Below is a set of records; print all of them exactly as written.

▶ DATASET RECORDS:

* * * * *

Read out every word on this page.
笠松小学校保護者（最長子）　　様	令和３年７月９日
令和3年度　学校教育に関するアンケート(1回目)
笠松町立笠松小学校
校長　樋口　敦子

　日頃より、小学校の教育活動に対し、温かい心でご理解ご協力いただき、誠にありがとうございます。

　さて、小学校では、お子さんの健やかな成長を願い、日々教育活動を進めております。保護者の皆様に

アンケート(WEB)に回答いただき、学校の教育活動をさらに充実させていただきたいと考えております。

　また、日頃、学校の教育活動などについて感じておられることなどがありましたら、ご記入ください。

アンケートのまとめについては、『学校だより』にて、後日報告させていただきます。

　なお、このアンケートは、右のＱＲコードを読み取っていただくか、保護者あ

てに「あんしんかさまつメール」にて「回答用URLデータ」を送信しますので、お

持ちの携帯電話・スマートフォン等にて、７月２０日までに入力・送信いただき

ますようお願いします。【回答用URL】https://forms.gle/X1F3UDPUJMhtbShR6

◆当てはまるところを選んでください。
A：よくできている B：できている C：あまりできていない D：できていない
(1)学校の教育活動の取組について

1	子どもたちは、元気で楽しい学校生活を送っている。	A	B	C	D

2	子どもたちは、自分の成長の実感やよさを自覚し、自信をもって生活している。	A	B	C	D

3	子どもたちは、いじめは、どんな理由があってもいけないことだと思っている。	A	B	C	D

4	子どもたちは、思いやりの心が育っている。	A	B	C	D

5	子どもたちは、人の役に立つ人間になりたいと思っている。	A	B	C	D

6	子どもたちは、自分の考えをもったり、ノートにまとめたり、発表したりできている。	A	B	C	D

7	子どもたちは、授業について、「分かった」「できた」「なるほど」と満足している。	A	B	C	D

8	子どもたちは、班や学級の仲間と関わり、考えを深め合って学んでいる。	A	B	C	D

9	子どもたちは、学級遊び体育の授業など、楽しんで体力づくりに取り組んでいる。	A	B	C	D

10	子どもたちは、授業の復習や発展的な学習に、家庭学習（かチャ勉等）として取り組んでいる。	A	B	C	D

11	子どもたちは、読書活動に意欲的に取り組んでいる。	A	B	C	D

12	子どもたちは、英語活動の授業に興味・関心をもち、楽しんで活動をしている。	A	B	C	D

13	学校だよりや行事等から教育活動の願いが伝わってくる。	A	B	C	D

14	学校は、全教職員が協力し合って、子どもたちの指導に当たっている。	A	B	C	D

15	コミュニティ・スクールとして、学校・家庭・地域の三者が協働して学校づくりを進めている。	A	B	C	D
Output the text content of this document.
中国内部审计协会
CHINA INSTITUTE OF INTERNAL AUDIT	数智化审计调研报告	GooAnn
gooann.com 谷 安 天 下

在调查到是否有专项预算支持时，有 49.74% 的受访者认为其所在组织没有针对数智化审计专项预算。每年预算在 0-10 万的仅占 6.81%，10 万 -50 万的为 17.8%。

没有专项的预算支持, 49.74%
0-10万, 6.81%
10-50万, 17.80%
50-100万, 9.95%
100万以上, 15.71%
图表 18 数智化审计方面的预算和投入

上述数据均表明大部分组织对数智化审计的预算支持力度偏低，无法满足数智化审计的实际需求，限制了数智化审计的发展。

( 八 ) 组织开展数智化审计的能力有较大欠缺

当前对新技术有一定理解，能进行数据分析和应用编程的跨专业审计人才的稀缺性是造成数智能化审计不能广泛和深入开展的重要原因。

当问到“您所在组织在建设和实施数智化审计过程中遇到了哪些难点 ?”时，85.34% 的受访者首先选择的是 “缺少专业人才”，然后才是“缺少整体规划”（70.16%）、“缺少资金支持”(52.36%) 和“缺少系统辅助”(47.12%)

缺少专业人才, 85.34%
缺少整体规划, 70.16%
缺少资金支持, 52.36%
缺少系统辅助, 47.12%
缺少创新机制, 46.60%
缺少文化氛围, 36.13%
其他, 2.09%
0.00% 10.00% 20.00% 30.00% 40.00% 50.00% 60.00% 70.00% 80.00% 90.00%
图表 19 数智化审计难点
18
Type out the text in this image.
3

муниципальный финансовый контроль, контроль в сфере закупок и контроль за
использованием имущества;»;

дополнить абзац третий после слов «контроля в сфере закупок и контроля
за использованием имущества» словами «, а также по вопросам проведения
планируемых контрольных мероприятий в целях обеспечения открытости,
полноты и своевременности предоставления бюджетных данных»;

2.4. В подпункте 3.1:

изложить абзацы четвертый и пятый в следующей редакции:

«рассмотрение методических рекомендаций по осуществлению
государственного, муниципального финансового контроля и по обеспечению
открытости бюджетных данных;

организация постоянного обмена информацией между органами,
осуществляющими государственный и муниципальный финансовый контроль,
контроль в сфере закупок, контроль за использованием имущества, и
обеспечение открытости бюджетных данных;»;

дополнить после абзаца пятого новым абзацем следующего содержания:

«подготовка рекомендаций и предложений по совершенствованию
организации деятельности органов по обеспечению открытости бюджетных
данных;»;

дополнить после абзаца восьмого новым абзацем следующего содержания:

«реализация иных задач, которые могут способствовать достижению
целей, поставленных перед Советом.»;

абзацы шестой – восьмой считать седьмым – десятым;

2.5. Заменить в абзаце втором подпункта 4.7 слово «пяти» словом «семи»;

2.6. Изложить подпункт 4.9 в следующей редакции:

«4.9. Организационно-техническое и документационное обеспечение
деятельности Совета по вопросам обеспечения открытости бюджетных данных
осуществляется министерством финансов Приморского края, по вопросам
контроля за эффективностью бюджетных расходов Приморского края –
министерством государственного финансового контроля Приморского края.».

* * * * *

▶ SOLUTION:
Read out every word on this page.
笠松小学校保護者（最長子）　　様	令和３年７月９日
令和3年度　学校教育に関するアンケート(1回目)
笠松町立笠松小学校
校長　樋口　敦子

　日頃より、小学校の教育活動に対し、温かい心でご理解ご協力いただき、誠にありがとうございます。

　さて、小学校では、お子さんの健やかな成長を願い、日々教育活動を進めております。保護者の皆様に

アンケート(WEB)に回答いただき、学校の教育活動をさらに充実させていただきたいと考えております。

　また、日頃、学校の教育活動などについて感じておられることなどがありましたら、ご記入ください。

アンケートのまとめについては、『学校だより』にて、後日報告させていただきます。

　なお、このアンケートは、右のＱＲコードを読み取っていただくか、保護者あ

てに「あんしんかさまつメール」にて「回答用URLデータ」を送信しますので、お

持ちの携帯電話・スマートフォン等にて、７月２０日までに入力・送信いただき

ますようお願いします。【回答用URL】https://forms.gle/X1F3UDPUJMhtbShR6

◆当てはまるところを選んでください。
A：よくできている B：できている C：あまりできていない D：できていない
(1)学校の教育活動の取組について

1	子どもたちは、元気で楽しい学校生活を送っている。	A	B	C	D

2	子どもたちは、自分の成長の実感やよさを自覚し、自信をもって生活している。	A	B	C	D

3	子どもたちは、いじめは、どんな理由があってもいけないことだと思っている。	A	B	C	D

4	子どもたちは、思いやりの心が育っている。	A	B	C	D

5	子どもたちは、人の役に立つ人間になりたいと思っている。	A	B	C	D

6	子どもたちは、自分の考えをもったり、ノートにまとめたり、発表したりできている。	A	B	C	D

7	子どもたちは、授業について、「分かった」「できた」「なるほど」と満足している。	A	B	C	D

8	子どもたちは、班や学級の仲間と関わり、考えを深め合って学んでいる。	A	B	C	D

9	子どもたちは、学級遊び体育の授業など、楽しんで体力づくりに取り組んでいる。	A	B	C	D

10	子どもたちは、授業の復習や発展的な学習に、家庭学習（かチャ勉等）として取り組んでいる。	A	B	C	D

11	子どもたちは、読書活動に意欲的に取り組んでいる。	A	B	C	D

12	子どもたちは、英語活動の授業に興味・関心をもち、楽しんで活動をしている。	A	B	C	D

13	学校だよりや行事等から教育活動の願いが伝わってくる。	A	B	C	D

14	学校は、全教職員が協力し合って、子どもたちの指導に当たっている。	A	B	C	D

15	コミュニティ・スクールとして、学校・家庭・地域の三者が協働して学校づくりを進めている。	A	B	C	D
Output the text content of this document.
中国内部审计协会
CHINA INSTITUTE OF INTERNAL AUDIT	数智化审计调研报告	GooAnn
gooann.com 谷 安 天 下

在调查到是否有专项预算支持时，有 49.74% 的受访者认为其所在组织没有针对数智化审计专项预算。每年预算在 0-10 万的仅占 6.81%，10 万 -50 万的为 17.8%。

没有专项的预算支持, 49.74%
0-10万, 6.81%
10-50万, 17.80%
50-100万, 9.95%
100万以上, 15.71%
图表 18 数智化审计方面的预算和投入

上述数据均表明大部分组织对数智化审计的预算支持力度偏低，无法满足数智化审计的实际需求，限制了数智化审计的发展。

( 八 ) 组织开展数智化审计的能力有较大欠缺

当前对新技术有一定理解，能进行数据分析和应用编程的跨专业审计人才的稀缺性是造成数智能化审计不能广泛和深入开展的重要原因。

当问到“您所在组织在建设和实施数智化审计过程中遇到了哪些难点 ?”时，85.34% 的受访者首先选择的是 “缺少专业人才”，然后才是“缺少整体规划”（70.16%）、“缺少资金支持”(52.36%) 和“缺少系统辅助”(47.12%)

缺少专业人才, 85.34%
缺少整体规划, 70.16%
缺少资金支持, 52.36%
缺少系统辅助, 47.12%
缺少创新机制, 46.60%
缺少文化氛围, 36.13%
其他, 2.09%
0.00% 10.00% 20.00% 30.00% 40.00% 50.00% 60.00% 70.00% 80.00% 90.00%
图表 19 数智化审计难点
18
Type out the text in this image.
3

муниципальный финансовый контроль, контроль в сфере закупок и контроль за
использованием имущества;»;

дополнить абзац третий после слов «контроля в сфере закупок и контроля
за использованием имущества» словами «, а также по вопросам проведения
планируемых контрольных мероприятий в целях обеспечения открытости,
полноты и своевременности предоставления бюджетных данных»;

2.4. В подпункте 3.1:

изложить абзацы четвертый и пятый в следующей редакции:

«рассмотрение методических рекомендаций по осуществлению
государственного, муниципального финансового контроля и по обеспечению
открытости бюджетных данных;

организация постоянного обмена информацией между органами,
осуществляющими государственный и муниципальный финансовый контроль,
контроль в сфере закупок, контроль за использованием имущества, и
обеспечение открытости бюджетных данных;»;

дополнить после абзаца пятого новым абзацем следующего содержания:

«подготовка рекомендаций и предложений по совершенствованию
организации деятельности органов по обеспечению открытости бюджетных
данных;»;

дополнить после абзаца восьмого новым абзацем следующего содержания:

«реализация иных задач, которые могут способствовать достижению
целей, поставленных перед Советом.»;

абзацы шестой – восьмой считать седьмым – десятым;

2.5. Заменить в абзаце втором подпункта 4.7 слово «пяти» словом «семи»;

2.6. Изложить подпункт 4.9 в следующей редакции:

«4.9. Организационно-техническое и документационное обеспечение
деятельности Совета по вопросам обеспечения открытости бюджетных данных
осуществляется министерством финансов Приморского края, по вопросам
контроля за эффективностью бюджетных расходов Приморского края –
министерством государственного финансового контроля Приморского края.».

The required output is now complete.